## [MATERIAL SUPPLIED]
— Start —

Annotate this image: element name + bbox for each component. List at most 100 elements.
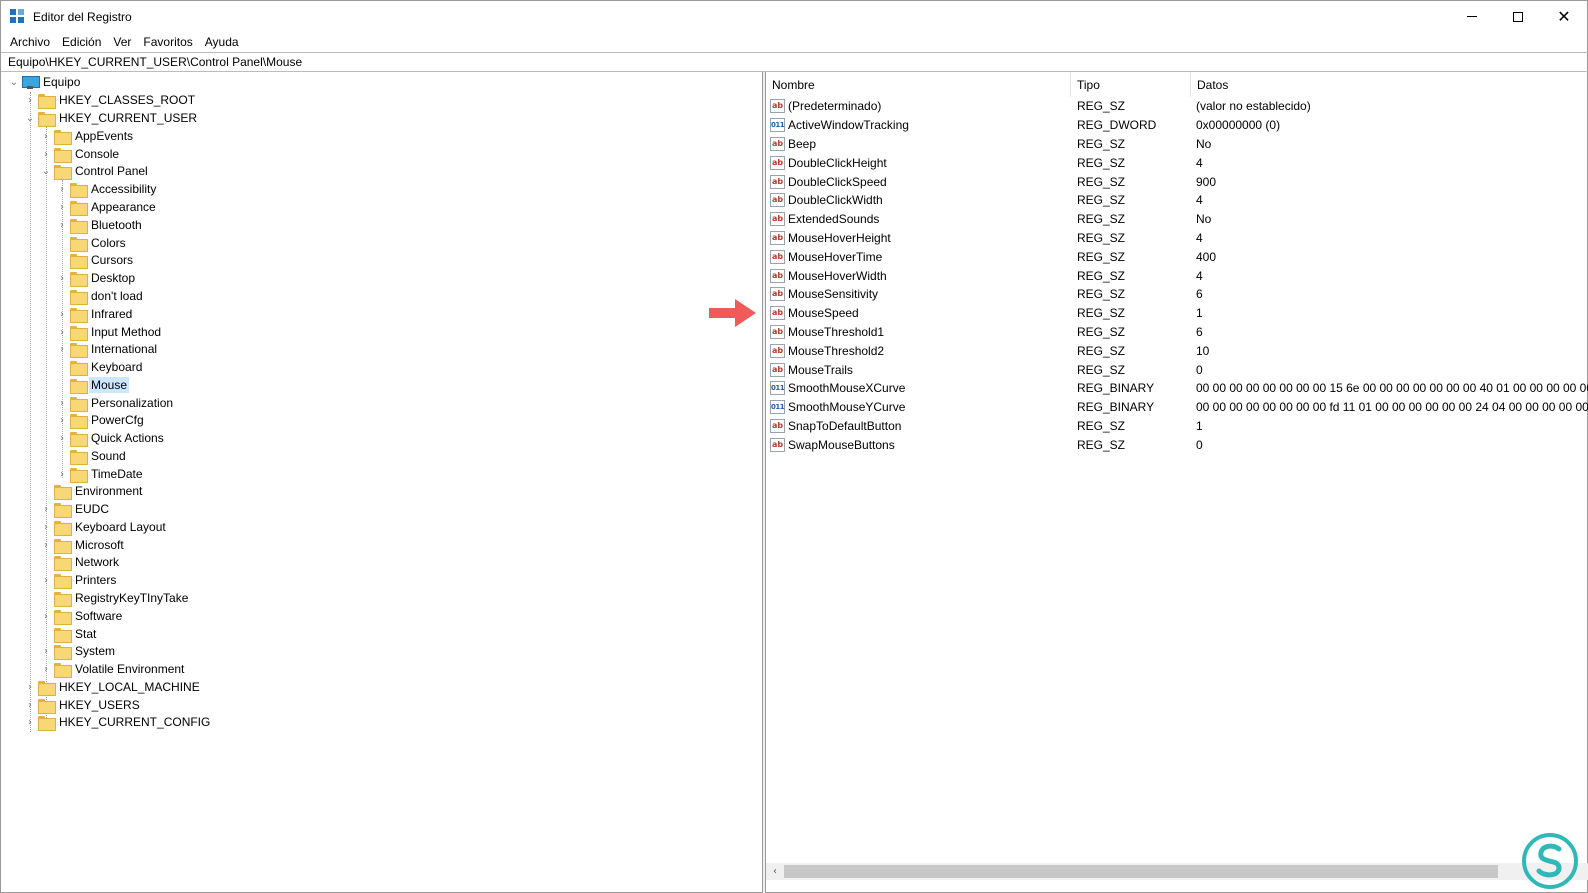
maximize-button[interactable] [1495, 1, 1541, 32]
tree-item-system[interactable]: › System [40, 642, 117, 660]
chevron-down-icon[interactable]: ⌄ [24, 109, 36, 127]
table-row[interactable]: ab MouseHoverWidth REG_SZ 4 [766, 266, 1588, 285]
chevron-right-icon[interactable]: › [40, 536, 52, 554]
cell-name: ab MouseThreshold2 [766, 343, 1071, 358]
close-button[interactable]: ✕ [1541, 1, 1587, 32]
tree-item-keyboard[interactable]: Keyboard [56, 358, 144, 376]
tree-item-quick-actions[interactable]: › Quick Actions [56, 429, 166, 447]
chevron-down-icon[interactable]: ⌄ [8, 73, 20, 91]
tree-item-stat[interactable]: Stat [40, 625, 98, 643]
chevron-right-icon[interactable]: › [56, 394, 68, 412]
tree-item-equipo[interactable]: ⌄ Equipo [8, 73, 82, 91]
tree-item-dont-load[interactable]: don't load [56, 287, 145, 305]
chevron-right-icon[interactable]: › [56, 411, 68, 429]
tree-item-desktop[interactable]: › Desktop [56, 269, 137, 287]
chevron-right-icon[interactable]: › [56, 465, 68, 483]
chevron-right-icon[interactable]: › [56, 305, 68, 323]
table-row[interactable]: ab MouseHoverTime REG_SZ 400 [766, 247, 1588, 266]
chevron-right-icon[interactable]: › [40, 642, 52, 660]
tree-item-cursors[interactable]: Cursors [56, 251, 135, 269]
chevron-right-icon[interactable]: › [40, 145, 52, 163]
tree-item-keyboard-layout[interactable]: › Keyboard Layout [40, 518, 168, 536]
chevron-right-icon[interactable]: › [56, 180, 68, 198]
tree-item-hkey-local-machine[interactable]: › HKEY_LOCAL_MACHINE [24, 678, 202, 696]
tree-item-hkey-classes-root[interactable]: › HKEY_CLASSES_ROOT [24, 91, 197, 109]
scrollbar-thumb[interactable] [784, 865, 1498, 878]
table-row[interactable]: ab MouseSensitivity REG_SZ 6 [766, 285, 1588, 304]
tree-item-powercfg[interactable]: › PowerCfg [56, 411, 146, 429]
table-row[interactable]: ab MouseThreshold2 REG_SZ 10 [766, 341, 1588, 360]
menu-ayuda[interactable]: Ayuda [199, 35, 245, 49]
tree-item-sound[interactable]: Sound [56, 447, 128, 465]
tree-item-appevents[interactable]: › AppEvents [40, 127, 135, 145]
tree-item-timedate[interactable]: › TimeDate [56, 465, 145, 483]
table-row[interactable]: ab ExtendedSounds REG_SZ No [766, 210, 1588, 229]
chevron-right-icon[interactable]: › [40, 571, 52, 589]
tree-item-mouse[interactable]: Mouse [56, 376, 130, 394]
chevron-right-icon[interactable]: › [40, 500, 52, 518]
chevron-right-icon[interactable]: › [24, 696, 36, 714]
tree-item-software[interactable]: › Software [40, 607, 124, 625]
tree-item-microsoft[interactable]: › Microsoft [40, 536, 126, 554]
table-row[interactable]: ab MouseSpeed REG_SZ 1 [766, 304, 1588, 323]
table-row[interactable]: ab MouseTrails REG_SZ 0 [766, 360, 1588, 379]
chevron-right-icon[interactable]: › [24, 678, 36, 696]
table-row[interactable]: ab MouseThreshold1 REG_SZ 6 [766, 323, 1588, 342]
chevron-right-icon[interactable]: › [24, 713, 36, 731]
table-row[interactable]: 011 SmoothMouseXCurve REG_BINARY 00 00 00 0… [766, 379, 1588, 398]
tree-item-control-panel[interactable]: ⌄ Control Panel [40, 162, 150, 180]
tree-item-appearance[interactable]: › Appearance [56, 198, 158, 216]
table-row[interactable]: 011 ActiveWindowTracking REG_DWORD 0x000000… [766, 116, 1588, 135]
tree-item-environment[interactable]: Environment [40, 482, 144, 500]
tree-item-accessibility[interactable]: › Accessibility [56, 180, 158, 198]
address-path[interactable]: Equipo\HKEY_CURRENT_USER\Control Panel\M… [8, 55, 302, 69]
chevron-right-icon[interactable]: › [40, 660, 52, 678]
chevron-right-icon[interactable]: › [40, 518, 52, 536]
table-row[interactable]: ab DoubleClickWidth REG_SZ 4 [766, 191, 1588, 210]
column-header-tipo[interactable]: Tipo [1071, 72, 1191, 97]
table-row[interactable]: ab SwapMouseButtons REG_SZ 0 [766, 435, 1588, 454]
chevron-right-icon[interactable]: › [40, 607, 52, 625]
tree-item-input-method[interactable]: › Input Method [56, 323, 163, 341]
chevron-right-icon[interactable]: › [56, 269, 68, 287]
tree-item-hkey-users[interactable]: › HKEY_USERS [24, 696, 142, 714]
scroll-left-icon[interactable]: ‹ [768, 863, 782, 880]
table-row[interactable]: 011 SmoothMouseYCurve REG_BINARY 00 00 00 0… [766, 398, 1588, 417]
table-row[interactable]: ab (Predeterminado) REG_SZ (valor no establ… [766, 97, 1588, 116]
table-row[interactable]: ab SnapToDefaultButton REG_SZ 1 [766, 417, 1588, 436]
chevron-right-icon[interactable]: › [56, 198, 68, 216]
column-header-datos[interactable]: Datos [1191, 72, 1588, 97]
tree-item-console[interactable]: › Console [40, 145, 121, 163]
tree-item-printers[interactable]: › Printers [40, 571, 118, 589]
menu-favoritos[interactable]: Favoritos [137, 35, 198, 49]
chevron-right-icon[interactable]: › [24, 91, 36, 109]
tree-item-eudc[interactable]: › EUDC [40, 500, 111, 518]
chevron-right-icon[interactable]: › [56, 323, 68, 341]
chevron-right-icon[interactable]: › [56, 429, 68, 447]
table-row[interactable]: ab DoubleClickHeight REG_SZ 4 [766, 153, 1588, 172]
table-row[interactable]: ab MouseHoverHeight REG_SZ 4 [766, 229, 1588, 248]
table-row[interactable]: ab Beep REG_SZ No [766, 135, 1588, 154]
tree-item-hkey-current-user[interactable]: ⌄ HKEY_CURRENT_USER [24, 109, 199, 127]
horizontal-scrollbar[interactable]: ‹ [766, 863, 1588, 880]
address-bar[interactable]: Equipo\HKEY_CURRENT_USER\Control Panel\M… [1, 52, 1588, 72]
tree-item-bluetooth[interactable]: › Bluetooth [56, 216, 144, 234]
tree-item-colors[interactable]: Colors [56, 234, 128, 252]
tree-item-network[interactable]: Network [40, 553, 121, 571]
chevron-down-icon[interactable]: ⌄ [40, 162, 52, 180]
chevron-right-icon[interactable]: › [56, 340, 68, 358]
menu-ver[interactable]: Ver [107, 35, 137, 49]
tree-item-international[interactable]: › International [56, 340, 159, 358]
column-header-nombre[interactable]: Nombre [766, 72, 1071, 97]
tree-item-volatile-environment[interactable]: › Volatile Environment [40, 660, 186, 678]
tree-item-hkey-current-config[interactable]: › HKEY_CURRENT_CONFIG [24, 713, 212, 731]
table-row[interactable]: ab DoubleClickSpeed REG_SZ 900 [766, 172, 1588, 191]
tree-item-personalization[interactable]: › Personalization [56, 394, 175, 412]
tree-item-infrared[interactable]: › Infrared [56, 305, 134, 323]
chevron-right-icon[interactable]: › [56, 216, 68, 234]
minimize-button[interactable] [1449, 1, 1495, 32]
chevron-right-icon[interactable]: › [40, 127, 52, 145]
menu-edicion[interactable]: Edición [56, 35, 107, 49]
menu-archivo[interactable]: Archivo [4, 35, 56, 49]
tree-item-registrykeytinytake[interactable]: RegistryKeyTInyTake [40, 589, 190, 607]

— End —

## [EXERCISE REQUIREMENTS]
Please rewrite the entries above, swapping "chevron-right-icon" for "arrow-right-icon" wherever it occurs and keeping everything else the same. Leave the pictures out.

## [RESPONSE TO THE TASK]
Annotate this image: element name + bbox for each component. List at most 100 elements.
maximize-button[interactable] [1495, 1, 1541, 32]
tree-item-system[interactable]: › System [40, 642, 117, 660]
chevron-down-icon[interactable]: ⌄ [24, 109, 36, 127]
table-row[interactable]: ab MouseHoverWidth REG_SZ 4 [766, 266, 1588, 285]
arrow-right-icon[interactable]: › [40, 536, 52, 554]
cell-name: ab MouseThreshold2 [766, 343, 1071, 358]
close-button[interactable]: ✕ [1541, 1, 1587, 32]
tree-item-keyboard[interactable]: Keyboard [56, 358, 144, 376]
tree-item-quick-actions[interactable]: › Quick Actions [56, 429, 166, 447]
chevron-down-icon[interactable]: ⌄ [8, 73, 20, 91]
tree-item-stat[interactable]: Stat [40, 625, 98, 643]
arrow-right-icon[interactable]: › [56, 394, 68, 412]
tree-item-equipo[interactable]: ⌄ Equipo [8, 73, 82, 91]
tree-item-dont-load[interactable]: don't load [56, 287, 145, 305]
arrow-right-icon[interactable]: › [56, 411, 68, 429]
tree-item-desktop[interactable]: › Desktop [56, 269, 137, 287]
arrow-right-icon[interactable]: › [56, 465, 68, 483]
arrow-right-icon[interactable]: › [56, 305, 68, 323]
table-row[interactable]: ab MouseHoverTime REG_SZ 400 [766, 247, 1588, 266]
arrow-right-icon[interactable]: › [40, 642, 52, 660]
tree-item-cursors[interactable]: Cursors [56, 251, 135, 269]
arrow-right-icon[interactable]: › [40, 145, 52, 163]
tree-item-keyboard-layout[interactable]: › Keyboard Layout [40, 518, 168, 536]
arrow-right-icon[interactable]: › [56, 180, 68, 198]
tree-item-hkey-local-machine[interactable]: › HKEY_LOCAL_MACHINE [24, 678, 202, 696]
tree-item-hkey-classes-root[interactable]: › HKEY_CLASSES_ROOT [24, 91, 197, 109]
scrollbar-thumb[interactable] [784, 865, 1498, 878]
table-row[interactable]: ab MouseSensitivity REG_SZ 6 [766, 285, 1588, 304]
tree-item-powercfg[interactable]: › PowerCfg [56, 411, 146, 429]
table-row[interactable]: ab MouseThreshold2 REG_SZ 10 [766, 341, 1588, 360]
menu-ayuda[interactable]: Ayuda [199, 35, 245, 49]
tree-item-sound[interactable]: Sound [56, 447, 128, 465]
tree-item-appevents[interactable]: › AppEvents [40, 127, 135, 145]
tree-item-timedate[interactable]: › TimeDate [56, 465, 145, 483]
table-row[interactable]: ab ExtendedSounds REG_SZ No [766, 210, 1588, 229]
arrow-right-icon[interactable]: › [40, 571, 52, 589]
tree-item-mouse[interactable]: Mouse [56, 376, 130, 394]
arrow-right-icon[interactable]: › [40, 500, 52, 518]
arrow-right-icon[interactable]: › [24, 696, 36, 714]
tree-item-software[interactable]: › Software [40, 607, 124, 625]
tree-item-microsoft[interactable]: › Microsoft [40, 536, 126, 554]
table-row[interactable]: ab MouseSpeed REG_SZ 1 [766, 304, 1588, 323]
table-row[interactable]: ab MouseTrails REG_SZ 0 [766, 360, 1588, 379]
arrow-right-icon[interactable]: › [24, 678, 36, 696]
table-row[interactable]: ab MouseThreshold1 REG_SZ 6 [766, 323, 1588, 342]
arrow-right-icon[interactable]: › [24, 713, 36, 731]
table-row[interactable]: 011 SmoothMouseXCurve REG_BINARY 00 00 00 0… [766, 379, 1588, 398]
tree-item-control-panel[interactable]: ⌄ Control Panel [40, 162, 150, 180]
tree-item-appearance[interactable]: › Appearance [56, 198, 158, 216]
table-row[interactable]: 011 ActiveWindowTracking REG_DWORD 0x000000… [766, 116, 1588, 135]
tree-item-environment[interactable]: Environment [40, 482, 144, 500]
tree-item-accessibility[interactable]: › Accessibility [56, 180, 158, 198]
address-path[interactable]: Equipo\HKEY_CURRENT_USER\Control Panel\M… [8, 55, 302, 69]
arrow-right-icon[interactable]: › [40, 660, 52, 678]
arrow-right-icon[interactable]: › [40, 518, 52, 536]
table-row[interactable]: ab DoubleClickWidth REG_SZ 4 [766, 191, 1588, 210]
column-header-tipo[interactable]: Tipo [1071, 72, 1191, 97]
table-row[interactable]: ab SwapMouseButtons REG_SZ 0 [766, 435, 1588, 454]
arrow-right-icon[interactable]: › [40, 607, 52, 625]
tree-item-input-method[interactable]: › Input Method [56, 323, 163, 341]
arrow-right-icon[interactable]: › [56, 269, 68, 287]
tree-item-hkey-users[interactable]: › HKEY_USERS [24, 696, 142, 714]
scroll-left-icon[interactable]: ‹ [768, 863, 782, 880]
table-row[interactable]: 011 SmoothMouseYCurve REG_BINARY 00 00 00 0… [766, 398, 1588, 417]
table-row[interactable]: ab (Predeterminado) REG_SZ (valor no establ… [766, 97, 1588, 116]
table-row[interactable]: ab SnapToDefaultButton REG_SZ 1 [766, 417, 1588, 436]
arrow-right-icon[interactable]: › [56, 198, 68, 216]
column-header-datos[interactable]: Datos [1191, 72, 1588, 97]
tree-item-console[interactable]: › Console [40, 145, 121, 163]
tree-item-printers[interactable]: › Printers [40, 571, 118, 589]
menu-favoritos[interactable]: Favoritos [137, 35, 198, 49]
arrow-right-icon[interactable]: › [24, 91, 36, 109]
tree-item-eudc[interactable]: › EUDC [40, 500, 111, 518]
arrow-right-icon[interactable]: › [56, 323, 68, 341]
arrow-right-icon[interactable]: › [56, 429, 68, 447]
table-row[interactable]: ab DoubleClickHeight REG_SZ 4 [766, 153, 1588, 172]
table-row[interactable]: ab MouseHoverHeight REG_SZ 4 [766, 229, 1588, 248]
table-row[interactable]: ab Beep REG_SZ No [766, 135, 1588, 154]
tree-item-hkey-current-user[interactable]: ⌄ HKEY_CURRENT_USER [24, 109, 199, 127]
horizontal-scrollbar[interactable]: ‹ [766, 863, 1588, 880]
address-bar[interactable]: Equipo\HKEY_CURRENT_USER\Control Panel\M… [1, 52, 1588, 72]
tree-item-bluetooth[interactable]: › Bluetooth [56, 216, 144, 234]
tree-item-colors[interactable]: Colors [56, 234, 128, 252]
tree-item-network[interactable]: Network [40, 553, 121, 571]
chevron-down-icon[interactable]: ⌄ [40, 162, 52, 180]
arrow-right-icon[interactable]: › [56, 340, 68, 358]
menu-ver[interactable]: Ver [107, 35, 137, 49]
tree-item-international[interactable]: › International [56, 340, 159, 358]
column-header-nombre[interactable]: Nombre [766, 72, 1071, 97]
tree-item-volatile-environment[interactable]: › Volatile Environment [40, 660, 186, 678]
tree-item-hkey-current-config[interactable]: › HKEY_CURRENT_CONFIG [24, 713, 212, 731]
table-row[interactable]: ab DoubleClickSpeed REG_SZ 900 [766, 172, 1588, 191]
tree-item-personalization[interactable]: › Personalization [56, 394, 175, 412]
tree-item-infrared[interactable]: › Infrared [56, 305, 134, 323]
arrow-right-icon[interactable]: › [56, 216, 68, 234]
minimize-button[interactable] [1449, 1, 1495, 32]
arrow-right-icon[interactable]: › [40, 127, 52, 145]
menu-edicion[interactable]: Edición [56, 35, 107, 49]
menu-archivo[interactable]: Archivo [4, 35, 56, 49]
tree-item-registrykeytinytake[interactable]: RegistryKeyTInyTake [40, 589, 190, 607]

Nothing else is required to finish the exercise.